• DATASET CONTENT:
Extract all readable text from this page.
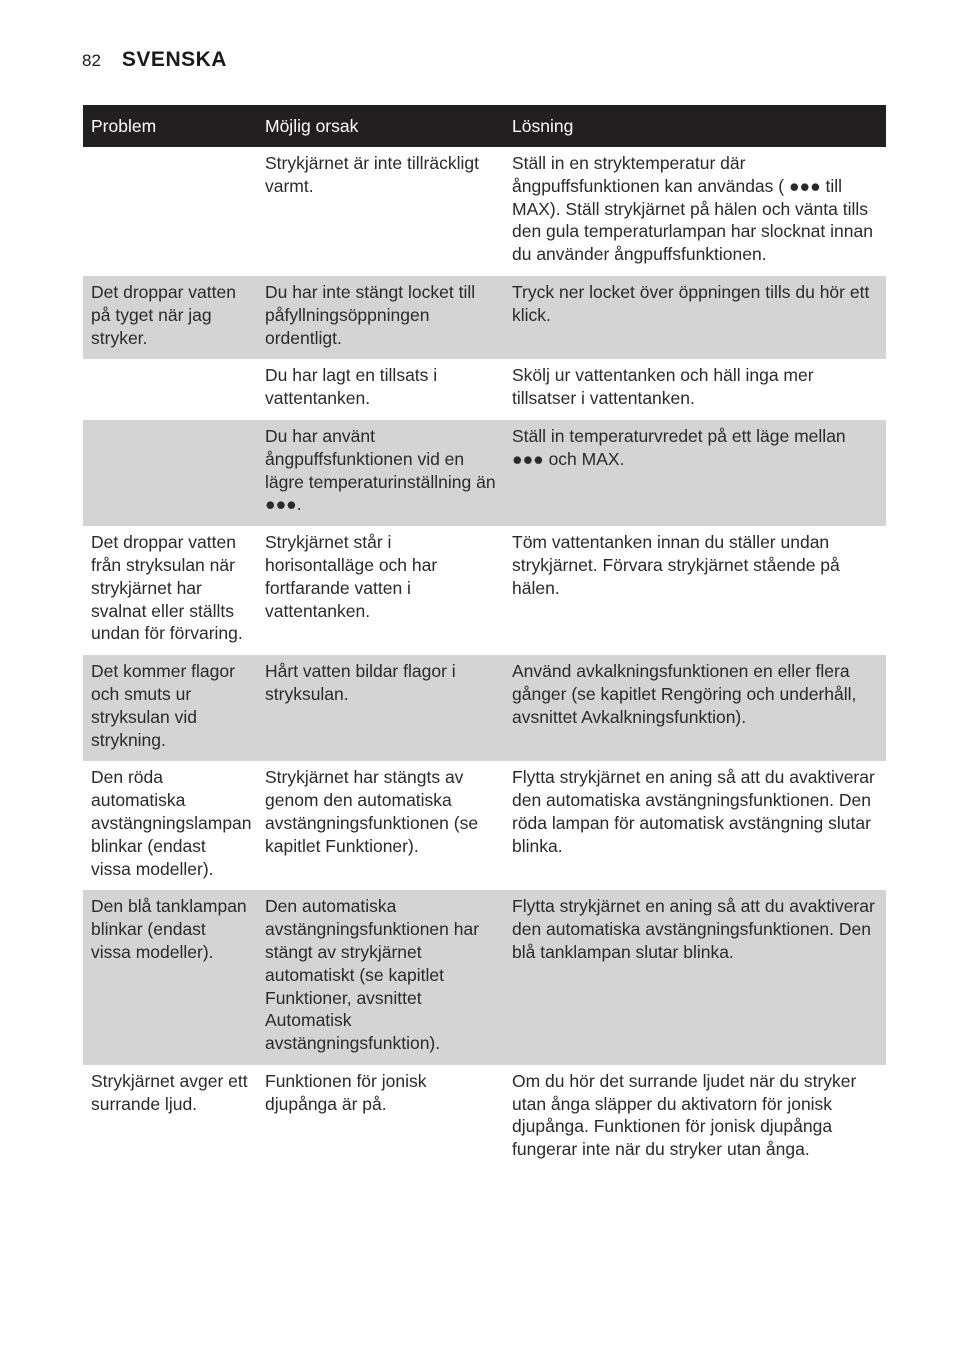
82 SVENSKA
Problem	Möjlig orsak	Lösning
	Strykjärnet är inte tillräckligt varmt.	Ställ in en stryktemperatur där ångpuffsfunktionen kan användas ( ●●● till MAX). Ställ strykjärnet på hälen och vänta tills den gula temperaturlampan har slocknat innan du använder ångpuffsfunktionen.
Det droppar vatten på tyget när jag stryker.	Du har inte stängt locket till påfyllningsöppningen ordentligt.	Tryck ner locket över öppningen tills du hör ett klick.
	Du har lagt en tillsats i vattentanken.	Skölj ur vattentanken och häll inga mer tillsatser i vattentanken.
	Du har använt ångpuffsfunktionen vid en lägre temperaturinställning än ●●●.	Ställ in temperaturvredet på ett läge mellan ●●● och MAX.
Det droppar vatten från stryksulan när strykjärnet har svalnat eller ställts undan för förvaring.	Strykjärnet står i horisontalläge och har fortfarande vatten i vattentanken.	Töm vattentanken innan du ställer undan strykjärnet. Förvara strykjärnet stående på hälen.
Det kommer flagor och smuts ur stryksulan vid strykning.	Hårt vatten bildar flagor i stryksulan.	Använd avkalkningsfunktionen en eller flera gånger (se kapitlet Rengöring och underhåll, avsnittet Avkalkningsfunktion).
Den röda automatiska avstängningslampan blinkar (endast vissa modeller).	Strykjärnet har stängts av genom den automatiska avstängningsfunktionen (se kapitlet Funktioner).	Flytta strykjärnet en aning så att du avaktiverar den automatiska avstängningsfunktionen. Den röda lampan för automatisk avstängning slutar blinka.
Den blå tanklampan blinkar (endast vissa modeller).	Den automatiska avstängningsfunktionen har stängt av strykjärnet automatiskt (se kapitlet Funktioner, avsnittet Automatisk avstängningsfunktion).	Flytta strykjärnet en aning så att du avaktiverar den automatiska avstängningsfunktionen. Den blå tanklampan slutar blinka.
Strykjärnet avger ett surrande ljud.	Funktionen för jonisk djupånga är på.	Om du hör det surrande ljudet när du stryker utan ånga släpper du aktivatorn för jonisk djupånga. Funktionen för jonisk djupånga fungerar inte när du stryker utan ånga.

• ASSIGNED TASK: Wherever the string "ångpuffsfunktionen" is found in the listing above, copy the line that contains it.

• SOLUTION TO THIS PROBLEM:
	Strykjärnet är inte tillräckligt varmt.	Ställ in en stryktemperatur där ångpuffsfunktionen kan användas ( ●●● till MAX). Ställ strykjärnet på hälen och vänta tills den gula temperaturlampan har slocknat innan du använder ångpuffsfunktionen.
	Du har använt ångpuffsfunktionen vid en lägre temperaturinställning än ●●●.	Ställ in temperaturvredet på ett läge mellan ●●● och MAX.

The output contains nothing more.